### What is required
Check each line below for the word "this", and copy those that have it.

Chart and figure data
* BEGIN *

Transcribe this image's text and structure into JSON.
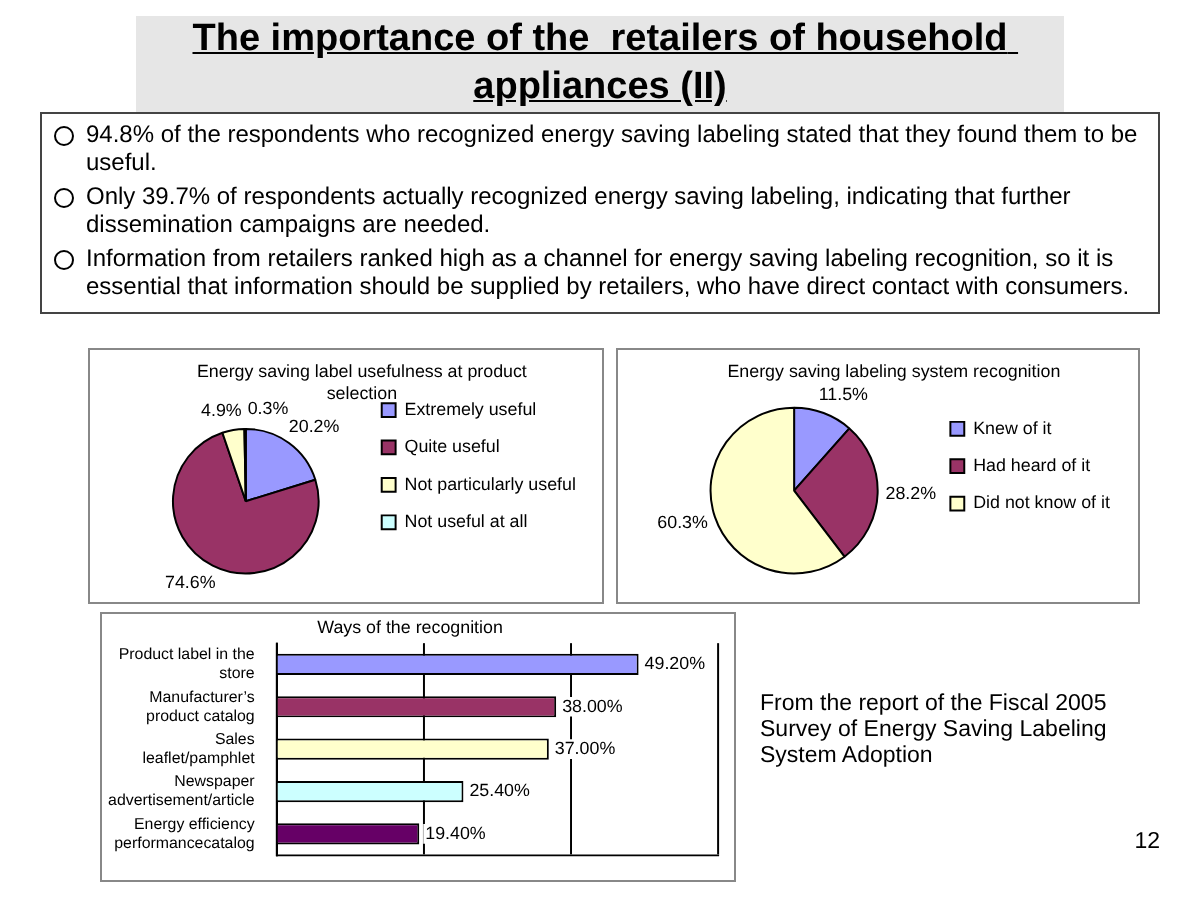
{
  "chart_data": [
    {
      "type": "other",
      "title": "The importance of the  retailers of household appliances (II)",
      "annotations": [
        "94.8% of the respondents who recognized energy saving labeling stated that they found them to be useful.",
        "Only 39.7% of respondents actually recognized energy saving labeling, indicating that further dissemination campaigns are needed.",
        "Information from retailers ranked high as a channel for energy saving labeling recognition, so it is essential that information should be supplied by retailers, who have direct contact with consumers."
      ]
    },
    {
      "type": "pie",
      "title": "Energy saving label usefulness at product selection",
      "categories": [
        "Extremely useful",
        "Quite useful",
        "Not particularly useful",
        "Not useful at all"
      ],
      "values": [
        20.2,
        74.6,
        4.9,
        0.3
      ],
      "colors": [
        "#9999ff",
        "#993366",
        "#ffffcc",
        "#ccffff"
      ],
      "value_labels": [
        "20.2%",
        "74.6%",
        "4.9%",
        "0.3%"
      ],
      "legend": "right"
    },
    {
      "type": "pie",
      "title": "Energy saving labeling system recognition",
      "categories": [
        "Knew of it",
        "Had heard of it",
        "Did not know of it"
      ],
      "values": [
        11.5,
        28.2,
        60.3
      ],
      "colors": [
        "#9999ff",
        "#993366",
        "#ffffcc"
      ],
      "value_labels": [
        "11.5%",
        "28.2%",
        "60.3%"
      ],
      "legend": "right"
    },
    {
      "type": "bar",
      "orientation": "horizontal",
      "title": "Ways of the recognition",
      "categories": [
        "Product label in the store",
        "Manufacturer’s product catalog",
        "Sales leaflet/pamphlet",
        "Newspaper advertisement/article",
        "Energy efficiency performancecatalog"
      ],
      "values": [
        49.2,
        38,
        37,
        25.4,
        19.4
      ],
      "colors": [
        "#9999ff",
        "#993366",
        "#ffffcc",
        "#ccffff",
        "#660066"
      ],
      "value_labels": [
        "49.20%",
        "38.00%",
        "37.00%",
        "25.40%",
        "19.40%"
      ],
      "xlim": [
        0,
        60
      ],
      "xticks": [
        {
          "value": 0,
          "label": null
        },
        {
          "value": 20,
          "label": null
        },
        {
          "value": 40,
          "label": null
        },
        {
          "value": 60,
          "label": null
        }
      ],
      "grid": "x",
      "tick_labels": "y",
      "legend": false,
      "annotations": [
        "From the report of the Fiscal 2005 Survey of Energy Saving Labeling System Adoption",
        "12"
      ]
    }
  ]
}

* END *
* BEGIN *

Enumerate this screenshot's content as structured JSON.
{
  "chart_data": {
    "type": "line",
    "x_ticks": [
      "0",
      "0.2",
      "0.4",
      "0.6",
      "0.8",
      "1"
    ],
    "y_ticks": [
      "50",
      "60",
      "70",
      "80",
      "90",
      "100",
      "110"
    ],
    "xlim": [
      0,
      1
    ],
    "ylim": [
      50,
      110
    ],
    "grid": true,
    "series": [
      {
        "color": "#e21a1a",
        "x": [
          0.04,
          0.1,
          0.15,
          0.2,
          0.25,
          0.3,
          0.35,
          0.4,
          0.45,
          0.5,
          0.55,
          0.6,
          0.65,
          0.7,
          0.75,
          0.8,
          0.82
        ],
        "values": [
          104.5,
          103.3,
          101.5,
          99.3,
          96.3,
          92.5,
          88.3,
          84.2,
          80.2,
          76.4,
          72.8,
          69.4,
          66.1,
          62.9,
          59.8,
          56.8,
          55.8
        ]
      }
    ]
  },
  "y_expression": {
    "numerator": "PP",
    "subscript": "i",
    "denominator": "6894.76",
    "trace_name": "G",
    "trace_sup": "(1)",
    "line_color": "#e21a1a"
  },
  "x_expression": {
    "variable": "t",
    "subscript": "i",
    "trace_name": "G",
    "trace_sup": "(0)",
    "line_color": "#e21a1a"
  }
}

* END *
* BEGIN *

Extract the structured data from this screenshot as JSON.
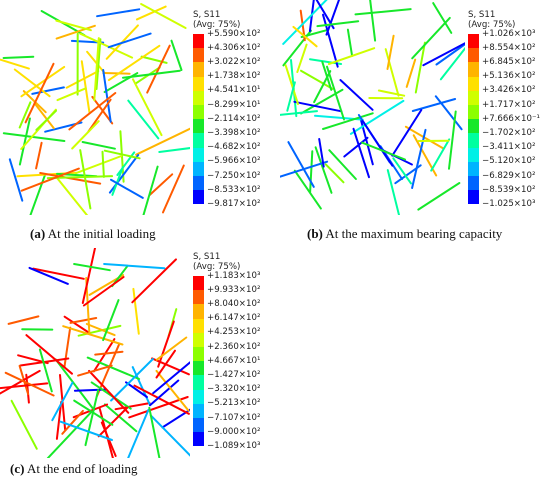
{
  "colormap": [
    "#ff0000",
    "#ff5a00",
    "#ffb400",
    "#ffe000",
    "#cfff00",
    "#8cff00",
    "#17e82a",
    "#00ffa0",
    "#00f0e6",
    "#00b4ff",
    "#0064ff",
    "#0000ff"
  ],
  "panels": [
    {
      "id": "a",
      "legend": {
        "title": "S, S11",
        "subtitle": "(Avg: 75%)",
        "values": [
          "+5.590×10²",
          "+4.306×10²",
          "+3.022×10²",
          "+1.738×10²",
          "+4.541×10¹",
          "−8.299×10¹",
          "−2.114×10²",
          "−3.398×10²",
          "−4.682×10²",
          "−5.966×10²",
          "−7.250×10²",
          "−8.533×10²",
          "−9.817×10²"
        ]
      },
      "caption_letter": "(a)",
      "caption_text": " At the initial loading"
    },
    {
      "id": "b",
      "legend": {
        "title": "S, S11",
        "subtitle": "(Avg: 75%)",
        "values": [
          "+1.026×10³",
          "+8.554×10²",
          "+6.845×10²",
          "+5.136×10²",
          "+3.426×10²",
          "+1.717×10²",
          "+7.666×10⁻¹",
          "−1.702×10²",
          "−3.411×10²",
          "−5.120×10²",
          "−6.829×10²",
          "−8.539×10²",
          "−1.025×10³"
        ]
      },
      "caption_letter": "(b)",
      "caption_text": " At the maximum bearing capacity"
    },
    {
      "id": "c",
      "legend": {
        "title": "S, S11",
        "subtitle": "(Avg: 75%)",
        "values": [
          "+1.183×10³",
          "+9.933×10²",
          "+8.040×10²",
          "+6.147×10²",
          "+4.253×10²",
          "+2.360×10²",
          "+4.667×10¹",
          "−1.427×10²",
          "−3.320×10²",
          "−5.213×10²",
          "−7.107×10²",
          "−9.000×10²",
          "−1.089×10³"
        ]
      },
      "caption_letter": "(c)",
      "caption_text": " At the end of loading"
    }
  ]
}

* END *

### Reply to the task
Transcribe this image's text and structure into JSON.
Enumerate this screenshot's content as structured JSON.
Extract the structured data from this screenshot as JSON.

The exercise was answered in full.